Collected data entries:
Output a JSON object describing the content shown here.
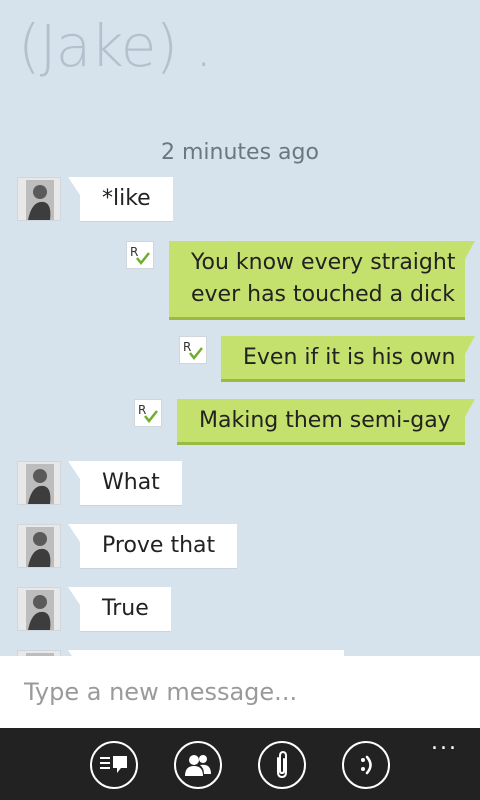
{
  "contact": {
    "title": "(Jake) ."
  },
  "conversation": {
    "timestamp": "2 minutes ago",
    "messages": [
      {
        "direction": "incoming",
        "text": "*like"
      },
      {
        "direction": "outgoing",
        "line1": "You know every straight",
        "line2": "ever has touched a dick"
      },
      {
        "direction": "outgoing",
        "text": "Even if it is his own"
      },
      {
        "direction": "outgoing",
        "text": "Making them semi-gay"
      },
      {
        "direction": "incoming",
        "text": "What"
      },
      {
        "direction": "incoming",
        "text": "Prove that"
      },
      {
        "direction": "incoming",
        "text": "True"
      }
    ]
  },
  "composer": {
    "placeholder": "Type a new message..."
  },
  "appbar": {
    "buttons": [
      "send-icon",
      "contacts-icon",
      "attach-icon",
      "emoji-icon"
    ],
    "more": "..."
  },
  "colors": {
    "background": "#d6e2ec",
    "incoming_bubble": "#ffffff",
    "outgoing_bubble": "#c5e16d",
    "appbar": "#222222"
  }
}
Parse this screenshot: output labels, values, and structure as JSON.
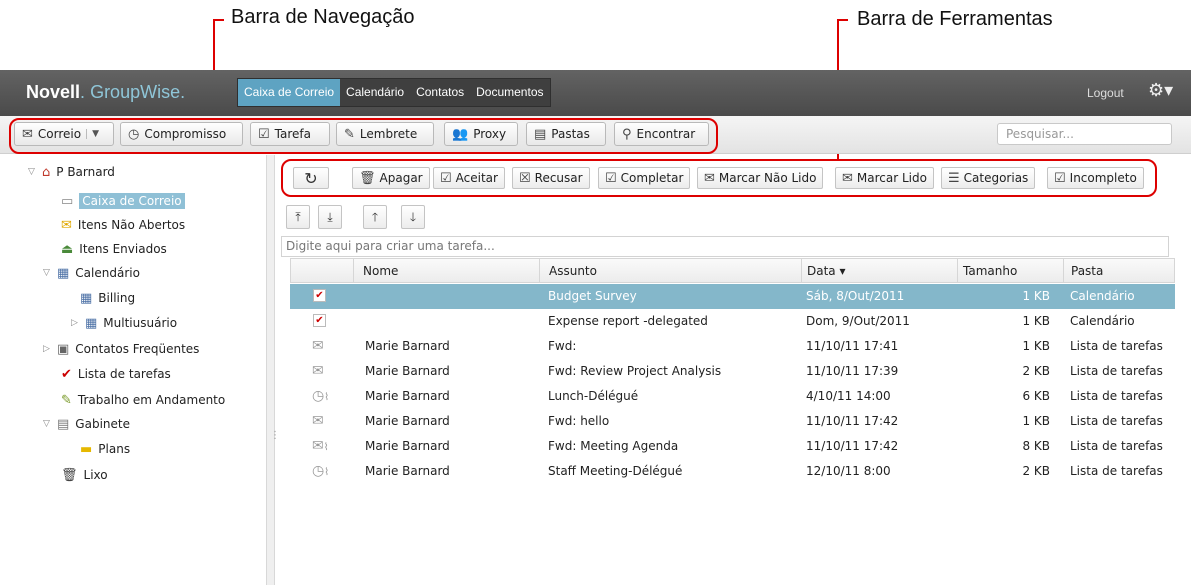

**STATED EXERCISE:** Write the listing out a second time exactly, dropping all images.

**RESPONSE:**
Output a JSON object describing the content shown here.
{
  "contact": {
    "title": "(Jake) ."
  },
  "conversation": {
    "timestamp": "2 minutes ago",
    "messages": [
      {
        "direction": "incoming",
        "text": "*like"
      },
      {
        "direction": "outgoing",
        "line1": "You know every straight",
        "line2": "ever has touched a dick"
      },
      {
        "direction": "outgoing",
        "text": "Even if it is his own"
      },
      {
        "direction": "outgoing",
        "text": "Making them semi-gay"
      },
      {
        "direction": "incoming",
        "text": "What"
      },
      {
        "direction": "incoming",
        "text": "Prove that"
      },
      {
        "direction": "incoming",
        "text": "True"
      }
    ]
  },
  "composer": {
    "placeholder": "Type a new message..."
  },
  "appbar": {
    "buttons": [
      "send-icon",
      "contacts-icon",
      "attach-icon",
      "emoji-icon"
    ],
    "more": "..."
  },
  "colors": {
    "background": "#d6e2ec",
    "incoming_bubble": "#ffffff",
    "outgoing_bubble": "#c5e16d",
    "appbar": "#222222"
  }
}
Parse this screenshot: output labels, values, and structure as JSON.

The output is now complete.